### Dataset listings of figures
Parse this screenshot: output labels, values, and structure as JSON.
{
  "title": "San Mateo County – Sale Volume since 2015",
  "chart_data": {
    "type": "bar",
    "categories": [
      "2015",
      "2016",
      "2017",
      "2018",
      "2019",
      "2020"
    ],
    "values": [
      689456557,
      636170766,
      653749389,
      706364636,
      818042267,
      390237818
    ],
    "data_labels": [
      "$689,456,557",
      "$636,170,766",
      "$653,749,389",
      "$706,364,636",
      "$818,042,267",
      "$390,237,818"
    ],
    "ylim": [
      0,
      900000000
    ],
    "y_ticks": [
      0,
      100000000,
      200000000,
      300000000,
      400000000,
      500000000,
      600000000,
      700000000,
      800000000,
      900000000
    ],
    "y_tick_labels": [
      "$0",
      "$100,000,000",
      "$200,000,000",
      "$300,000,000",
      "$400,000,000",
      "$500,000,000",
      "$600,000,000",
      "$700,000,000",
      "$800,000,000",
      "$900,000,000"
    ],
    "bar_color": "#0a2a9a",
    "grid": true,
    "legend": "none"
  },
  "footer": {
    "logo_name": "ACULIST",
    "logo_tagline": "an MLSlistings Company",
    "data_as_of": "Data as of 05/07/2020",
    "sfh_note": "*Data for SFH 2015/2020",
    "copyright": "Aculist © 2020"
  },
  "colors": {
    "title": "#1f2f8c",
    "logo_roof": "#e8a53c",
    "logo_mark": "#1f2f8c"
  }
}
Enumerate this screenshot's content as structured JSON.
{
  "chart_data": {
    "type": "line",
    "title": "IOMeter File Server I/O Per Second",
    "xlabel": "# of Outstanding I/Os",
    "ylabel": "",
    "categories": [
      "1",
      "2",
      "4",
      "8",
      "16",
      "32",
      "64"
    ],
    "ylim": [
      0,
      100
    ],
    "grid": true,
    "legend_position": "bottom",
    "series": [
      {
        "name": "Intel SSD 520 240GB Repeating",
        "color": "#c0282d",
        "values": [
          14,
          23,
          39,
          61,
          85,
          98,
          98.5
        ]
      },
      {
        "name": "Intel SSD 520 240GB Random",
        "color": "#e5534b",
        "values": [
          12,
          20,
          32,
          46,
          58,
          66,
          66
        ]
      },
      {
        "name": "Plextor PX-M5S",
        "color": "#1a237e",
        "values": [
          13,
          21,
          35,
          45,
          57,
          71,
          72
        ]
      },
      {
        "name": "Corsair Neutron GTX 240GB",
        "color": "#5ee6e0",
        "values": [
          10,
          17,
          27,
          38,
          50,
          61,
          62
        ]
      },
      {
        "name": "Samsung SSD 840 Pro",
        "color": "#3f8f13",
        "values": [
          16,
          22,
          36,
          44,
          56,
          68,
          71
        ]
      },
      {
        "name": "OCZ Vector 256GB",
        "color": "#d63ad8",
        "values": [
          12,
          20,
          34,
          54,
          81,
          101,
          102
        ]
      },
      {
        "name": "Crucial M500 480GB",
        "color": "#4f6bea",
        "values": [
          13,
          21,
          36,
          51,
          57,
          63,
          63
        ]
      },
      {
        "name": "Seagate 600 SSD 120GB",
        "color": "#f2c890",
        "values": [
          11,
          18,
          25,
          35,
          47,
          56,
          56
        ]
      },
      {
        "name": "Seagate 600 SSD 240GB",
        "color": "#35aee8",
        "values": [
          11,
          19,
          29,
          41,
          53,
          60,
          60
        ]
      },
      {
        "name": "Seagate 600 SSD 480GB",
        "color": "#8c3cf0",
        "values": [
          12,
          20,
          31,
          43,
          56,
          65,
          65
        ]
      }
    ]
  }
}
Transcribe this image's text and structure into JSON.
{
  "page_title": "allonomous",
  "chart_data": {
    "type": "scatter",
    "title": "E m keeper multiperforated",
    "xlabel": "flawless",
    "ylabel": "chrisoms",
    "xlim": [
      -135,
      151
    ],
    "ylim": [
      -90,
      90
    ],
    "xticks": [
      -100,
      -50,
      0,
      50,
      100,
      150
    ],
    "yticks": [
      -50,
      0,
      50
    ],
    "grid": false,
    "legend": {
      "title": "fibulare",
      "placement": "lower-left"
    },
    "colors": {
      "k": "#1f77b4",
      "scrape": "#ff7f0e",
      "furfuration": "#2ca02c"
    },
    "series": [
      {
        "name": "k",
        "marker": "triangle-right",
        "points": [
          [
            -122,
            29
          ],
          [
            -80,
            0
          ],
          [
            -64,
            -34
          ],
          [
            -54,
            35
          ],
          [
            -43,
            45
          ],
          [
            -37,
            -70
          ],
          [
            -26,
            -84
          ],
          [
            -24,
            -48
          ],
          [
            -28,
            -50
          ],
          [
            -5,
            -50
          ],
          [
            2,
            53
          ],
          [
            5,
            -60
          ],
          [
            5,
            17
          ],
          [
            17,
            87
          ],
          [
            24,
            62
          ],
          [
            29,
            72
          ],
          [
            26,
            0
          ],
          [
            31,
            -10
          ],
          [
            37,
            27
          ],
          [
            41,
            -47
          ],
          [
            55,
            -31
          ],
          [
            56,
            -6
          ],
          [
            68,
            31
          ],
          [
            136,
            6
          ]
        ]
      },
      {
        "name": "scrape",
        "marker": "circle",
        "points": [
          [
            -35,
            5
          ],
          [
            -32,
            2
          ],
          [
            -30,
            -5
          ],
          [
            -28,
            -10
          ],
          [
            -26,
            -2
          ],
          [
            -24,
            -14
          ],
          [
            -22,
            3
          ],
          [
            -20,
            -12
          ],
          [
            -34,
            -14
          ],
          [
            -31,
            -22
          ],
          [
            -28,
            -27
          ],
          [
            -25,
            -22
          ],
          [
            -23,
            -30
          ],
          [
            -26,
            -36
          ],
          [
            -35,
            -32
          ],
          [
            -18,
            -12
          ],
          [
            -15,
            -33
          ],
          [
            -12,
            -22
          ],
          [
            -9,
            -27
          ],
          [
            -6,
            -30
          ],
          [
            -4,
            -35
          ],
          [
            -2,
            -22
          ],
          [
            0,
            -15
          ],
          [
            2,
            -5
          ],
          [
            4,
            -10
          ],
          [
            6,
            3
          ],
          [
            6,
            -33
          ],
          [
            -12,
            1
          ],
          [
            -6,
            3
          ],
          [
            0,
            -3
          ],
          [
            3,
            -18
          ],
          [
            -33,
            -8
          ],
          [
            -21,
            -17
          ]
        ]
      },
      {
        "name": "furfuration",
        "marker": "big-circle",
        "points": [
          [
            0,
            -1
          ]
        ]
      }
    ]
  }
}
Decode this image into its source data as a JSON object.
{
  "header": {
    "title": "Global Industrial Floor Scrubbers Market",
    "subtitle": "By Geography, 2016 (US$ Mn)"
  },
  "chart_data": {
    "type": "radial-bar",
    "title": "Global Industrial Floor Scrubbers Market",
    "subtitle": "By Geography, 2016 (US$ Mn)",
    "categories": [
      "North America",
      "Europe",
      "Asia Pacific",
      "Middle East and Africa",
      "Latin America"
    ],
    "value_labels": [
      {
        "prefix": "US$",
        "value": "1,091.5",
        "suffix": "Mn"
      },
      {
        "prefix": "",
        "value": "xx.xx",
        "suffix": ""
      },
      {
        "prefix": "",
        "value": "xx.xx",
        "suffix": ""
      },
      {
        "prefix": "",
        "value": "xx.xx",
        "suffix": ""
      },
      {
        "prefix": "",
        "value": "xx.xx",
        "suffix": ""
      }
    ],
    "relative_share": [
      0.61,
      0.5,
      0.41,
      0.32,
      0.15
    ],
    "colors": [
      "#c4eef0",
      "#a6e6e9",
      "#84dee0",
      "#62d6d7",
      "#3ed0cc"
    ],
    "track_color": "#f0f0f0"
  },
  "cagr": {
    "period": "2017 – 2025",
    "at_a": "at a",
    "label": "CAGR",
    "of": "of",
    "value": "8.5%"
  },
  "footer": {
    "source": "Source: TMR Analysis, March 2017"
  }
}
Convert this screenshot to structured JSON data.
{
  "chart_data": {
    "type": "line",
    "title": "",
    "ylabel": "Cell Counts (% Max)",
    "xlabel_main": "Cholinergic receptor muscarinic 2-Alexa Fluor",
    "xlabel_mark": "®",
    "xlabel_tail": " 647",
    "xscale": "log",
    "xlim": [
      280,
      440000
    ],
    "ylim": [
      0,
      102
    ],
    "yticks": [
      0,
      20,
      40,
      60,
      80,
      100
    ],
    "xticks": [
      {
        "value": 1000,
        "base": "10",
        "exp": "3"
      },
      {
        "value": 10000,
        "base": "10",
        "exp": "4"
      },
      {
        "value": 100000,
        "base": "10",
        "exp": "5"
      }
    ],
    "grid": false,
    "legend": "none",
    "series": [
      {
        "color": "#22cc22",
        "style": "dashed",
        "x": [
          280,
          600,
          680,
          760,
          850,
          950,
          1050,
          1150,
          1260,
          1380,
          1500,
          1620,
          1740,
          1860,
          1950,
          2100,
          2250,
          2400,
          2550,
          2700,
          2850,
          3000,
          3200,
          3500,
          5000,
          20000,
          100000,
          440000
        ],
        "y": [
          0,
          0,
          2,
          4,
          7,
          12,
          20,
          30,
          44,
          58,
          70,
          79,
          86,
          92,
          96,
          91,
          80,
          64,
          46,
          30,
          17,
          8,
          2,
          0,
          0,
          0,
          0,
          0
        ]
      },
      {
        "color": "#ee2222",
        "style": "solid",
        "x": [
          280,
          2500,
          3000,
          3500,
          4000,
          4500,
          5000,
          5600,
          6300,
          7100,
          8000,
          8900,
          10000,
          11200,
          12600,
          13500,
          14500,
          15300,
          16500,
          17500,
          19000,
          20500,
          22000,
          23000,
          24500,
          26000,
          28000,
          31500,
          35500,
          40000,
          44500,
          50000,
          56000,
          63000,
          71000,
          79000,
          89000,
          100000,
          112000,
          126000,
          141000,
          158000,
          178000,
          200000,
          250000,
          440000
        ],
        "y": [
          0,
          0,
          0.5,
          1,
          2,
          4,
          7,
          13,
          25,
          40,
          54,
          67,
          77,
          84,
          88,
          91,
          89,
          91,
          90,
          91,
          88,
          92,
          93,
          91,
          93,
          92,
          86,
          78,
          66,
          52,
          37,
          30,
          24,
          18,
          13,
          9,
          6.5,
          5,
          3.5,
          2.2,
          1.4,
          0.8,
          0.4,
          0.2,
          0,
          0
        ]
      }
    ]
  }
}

### GOAL
Whichever lines contain the string "source", select and copy them.

### OUTPUT BELOW
Decode this image into its source data as a JSON object.
    "source": "Source: TMR Analysis, March 2017"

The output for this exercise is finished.